▶ _TASK 1_:
From the forum thread, list every amount that is stated as happening per week.
▶ _TASK 2_:
According to the forum thread, where does practically all of the revenue from JS Nature Photos come from?

━━━━━ READING PASSAGE

This is a direct result of doing Ed Dale's 30 Day Challenge last year. That's
a free online course on internet marketing, especially on market testing, that
often gets confused with a "make money fast" scheme. I went into it last year
with what I thought was a decent product but soon realized that the online
market (search hits) for it is tiny. Almost a year later and I still only get
20 hits a week on that one.

In the last week of the challenge I stumbled upon a market niche that works
and now generates up to a thousand hits for me a week. It's not a market
looking to spend money so my conversion rate has sucked, but I'm slowly
finding what sells to them.

If I hadn't done this testing, I would have wasted some money and a lot of
time trying to get the first idea off the ground. If you've got a product or
service (or even just an idea for one), I'd recommend the 30 Day Challenge as
a free/cheap way to get rolling.

------
jsterce
I fell into one of these with one of my hobbies--nature photography.

A couple of years ago I setup JS Nature Photos (<http://photos.jstechs.com>)
basically how it is now as a branch of another site at the time. Soon traffic
to JS Nature Photos dwarfed traffic to the main site. The other site was
fizzling anyway. Practically all of the revenue from JS Nature Photos is from
ads (people don't buy photos online). It brought in some pretty good money
through the first half of 2008, till the economy tanked.

I don't have time to do much with it with school, etc., posting a photo every
week or two if I'm lucky, but it still pays the rent each month.

------
igrekel
Unrelated to the question, I apologize but am I the only one who is annoyed by
the usage of the word "muse" in this context?

For me a muse has such a noble connotation about deep tought, meaning and
inspiration that I feel it is cheapened by being associated with selling pills
online and other near-scams. Not to say that a small, low maintenance business
can't have value to the world.

━━━━━━━━━━
━━━━━ INFORMATION SHOWN

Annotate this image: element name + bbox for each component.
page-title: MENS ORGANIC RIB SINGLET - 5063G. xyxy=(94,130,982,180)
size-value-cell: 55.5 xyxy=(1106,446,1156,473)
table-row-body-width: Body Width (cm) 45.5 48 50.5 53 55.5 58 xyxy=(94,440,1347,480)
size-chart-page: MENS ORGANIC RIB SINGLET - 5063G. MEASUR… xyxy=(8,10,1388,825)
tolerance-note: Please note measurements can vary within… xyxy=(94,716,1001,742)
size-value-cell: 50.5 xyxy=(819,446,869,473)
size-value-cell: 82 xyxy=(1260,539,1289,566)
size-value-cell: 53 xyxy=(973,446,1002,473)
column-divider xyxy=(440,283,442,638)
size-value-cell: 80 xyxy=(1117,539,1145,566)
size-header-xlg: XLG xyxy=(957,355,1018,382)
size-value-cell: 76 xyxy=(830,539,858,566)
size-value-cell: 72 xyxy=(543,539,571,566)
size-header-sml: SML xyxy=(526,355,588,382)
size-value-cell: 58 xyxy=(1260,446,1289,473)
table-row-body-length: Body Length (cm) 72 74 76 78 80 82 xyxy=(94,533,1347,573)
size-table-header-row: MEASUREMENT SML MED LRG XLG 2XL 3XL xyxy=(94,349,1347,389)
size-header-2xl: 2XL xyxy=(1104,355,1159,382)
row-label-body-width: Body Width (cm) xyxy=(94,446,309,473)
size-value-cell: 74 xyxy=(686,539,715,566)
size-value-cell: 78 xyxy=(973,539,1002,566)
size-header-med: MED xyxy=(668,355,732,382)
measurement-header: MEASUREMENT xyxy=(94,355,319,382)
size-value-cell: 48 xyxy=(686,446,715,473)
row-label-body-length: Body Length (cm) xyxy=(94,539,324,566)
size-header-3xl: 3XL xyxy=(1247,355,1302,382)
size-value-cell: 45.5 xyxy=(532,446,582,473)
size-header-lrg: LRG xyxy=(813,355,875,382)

━━━━━━━━━━

▶ _TASK RESULT 1_:
20 hits a week; up to a thousand hits a week; a photo every week or two

▶ _TASK RESULT 2_:
Ads